Extract every line below, verbatim.

Records from a collection of figures:
-------------------------
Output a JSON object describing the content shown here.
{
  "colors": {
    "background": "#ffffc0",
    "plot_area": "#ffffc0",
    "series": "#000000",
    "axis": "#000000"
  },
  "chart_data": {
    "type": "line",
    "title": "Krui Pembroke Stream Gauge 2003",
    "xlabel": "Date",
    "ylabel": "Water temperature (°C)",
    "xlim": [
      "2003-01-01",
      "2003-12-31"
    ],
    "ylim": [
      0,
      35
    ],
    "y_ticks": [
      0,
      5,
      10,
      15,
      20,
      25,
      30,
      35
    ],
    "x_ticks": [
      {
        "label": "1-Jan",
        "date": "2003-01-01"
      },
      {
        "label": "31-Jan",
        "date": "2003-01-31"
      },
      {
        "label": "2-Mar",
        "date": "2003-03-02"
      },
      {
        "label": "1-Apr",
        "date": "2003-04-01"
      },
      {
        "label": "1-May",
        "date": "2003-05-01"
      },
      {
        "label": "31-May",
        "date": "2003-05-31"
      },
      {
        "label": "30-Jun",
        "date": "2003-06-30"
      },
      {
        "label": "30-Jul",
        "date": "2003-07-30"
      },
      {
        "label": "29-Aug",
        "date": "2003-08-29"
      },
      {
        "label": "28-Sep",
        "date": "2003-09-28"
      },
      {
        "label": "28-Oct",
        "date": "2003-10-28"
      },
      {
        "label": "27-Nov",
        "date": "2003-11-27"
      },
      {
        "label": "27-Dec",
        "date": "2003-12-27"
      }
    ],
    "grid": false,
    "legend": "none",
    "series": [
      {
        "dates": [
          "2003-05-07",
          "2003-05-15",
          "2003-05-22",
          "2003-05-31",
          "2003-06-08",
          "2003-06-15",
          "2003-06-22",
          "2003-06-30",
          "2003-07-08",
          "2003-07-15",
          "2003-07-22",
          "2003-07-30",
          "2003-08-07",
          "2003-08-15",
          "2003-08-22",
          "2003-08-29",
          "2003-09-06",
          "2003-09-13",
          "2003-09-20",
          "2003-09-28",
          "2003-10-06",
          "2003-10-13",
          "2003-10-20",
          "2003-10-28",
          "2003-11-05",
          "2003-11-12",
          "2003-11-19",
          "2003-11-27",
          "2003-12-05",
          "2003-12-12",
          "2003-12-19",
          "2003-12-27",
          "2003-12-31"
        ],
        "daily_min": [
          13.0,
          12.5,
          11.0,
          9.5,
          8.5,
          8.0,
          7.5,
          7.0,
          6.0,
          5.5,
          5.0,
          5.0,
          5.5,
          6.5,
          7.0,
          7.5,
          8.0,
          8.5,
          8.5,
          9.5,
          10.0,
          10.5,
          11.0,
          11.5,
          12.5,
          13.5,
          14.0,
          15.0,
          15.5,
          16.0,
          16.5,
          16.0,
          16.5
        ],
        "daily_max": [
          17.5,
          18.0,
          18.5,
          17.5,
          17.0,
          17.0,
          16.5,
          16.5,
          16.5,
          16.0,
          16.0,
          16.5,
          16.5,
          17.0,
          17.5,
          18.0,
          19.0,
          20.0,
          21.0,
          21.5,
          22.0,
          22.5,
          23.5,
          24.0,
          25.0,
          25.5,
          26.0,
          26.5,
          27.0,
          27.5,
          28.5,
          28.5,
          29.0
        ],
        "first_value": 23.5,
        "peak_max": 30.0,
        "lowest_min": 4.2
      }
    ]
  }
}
-------------------------
__REPLY__.
Output a JSON object describing the content shown here.
{
  "colors": {
    "background": "#ffffc0",
    "plot_area": "#ffffc0",
    "series": "#000000",
    "axis": "#000000"
  },
  "chart_data": {
    "type": "line",
    "title": "Krui Pembroke Stream Gauge 2003",
    "xlabel": "Date",
    "ylabel": "Water temperature (°C)",
    "xlim": [
      "2003-01-01",
      "2003-12-31"
    ],
    "ylim": [
      0,
      35
    ],
    "y_ticks": [
      0,
      5,
      10,
      15,
      20,
      25,
      30,
      35
    ],
    "x_ticks": [
      {
        "label": "1-Jan",
        "date": "2003-01-01"
      },
      {
        "label": "31-Jan",
        "date": "2003-01-31"
      },
      {
        "label": "2-Mar",
        "date": "2003-03-02"
      },
      {
        "label": "1-Apr",
        "date": "2003-04-01"
      },
      {
        "label": "1-May",
        "date": "2003-05-01"
      },
      {
        "label": "31-May",
        "date": "2003-05-31"
      },
      {
        "label": "30-Jun",
        "date": "2003-06-30"
      },
      {
        "label": "30-Jul",
        "date": "2003-07-30"
      },
      {
        "label": "29-Aug",
        "date": "2003-08-29"
      },
      {
        "label": "28-Sep",
        "date": "2003-09-28"
      },
      {
        "label": "28-Oct",
        "date": "2003-10-28"
      },
      {
        "label": "27-Nov",
        "date": "2003-11-27"
      },
      {
        "label": "27-Dec",
        "date": "2003-12-27"
      }
    ],
    "grid": false,
    "legend": "none",
    "series": [
      {
        "dates": [
          "2003-05-07",
          "2003-05-15",
          "2003-05-22",
          "2003-05-31",
          "2003-06-08",
          "2003-06-15",
          "2003-06-22",
          "2003-06-30",
          "2003-07-08",
          "2003-07-15",
          "2003-07-22",
          "2003-07-30",
          "2003-08-07",
          "2003-08-15",
          "2003-08-22",
          "2003-08-29",
          "2003-09-06",
          "2003-09-13",
          "2003-09-20",
          "2003-09-28",
          "2003-10-06",
          "2003-10-13",
          "2003-10-20",
          "2003-10-28",
          "2003-11-05",
          "2003-11-12",
          "2003-11-19",
          "2003-11-27",
          "2003-12-05",
          "2003-12-12",
          "2003-12-19",
          "2003-12-27",
          "2003-12-31"
        ],
        "daily_min": [
          13.0,
          12.5,
          11.0,
          9.5,
          8.5,
          8.0,
          7.5,
          7.0,
          6.0,
          5.5,
          5.0,
          5.0,
          5.5,
          6.5,
          7.0,
          7.5,
          8.0,
          8.5,
          8.5,
          9.5,
          10.0,
          10.5,
          11.0,
          11.5,
          12.5,
          13.5,
          14.0,
          15.0,
          15.5,
          16.0,
          16.5,
          16.0,
          16.5
        ],
        "daily_max": [
          17.5,
          18.0,
          18.5,
          17.5,
          17.0,
          17.0,
          16.5,
          16.5,
          16.5,
          16.0,
          16.0,
          16.5,
          16.5,
          17.0,
          17.5,
          18.0,
          19.0,
          20.0,
          21.0,
          21.5,
          22.0,
          22.5,
          23.5,
          24.0,
          25.0,
          25.5,
          26.0,
          26.5,
          27.0,
          27.5,
          28.5,
          28.5,
          29.0
        ],
        "first_value": 23.5,
        "peak_max": 30.0,
        "lowest_min": 4.2
      }
    ]
  }
}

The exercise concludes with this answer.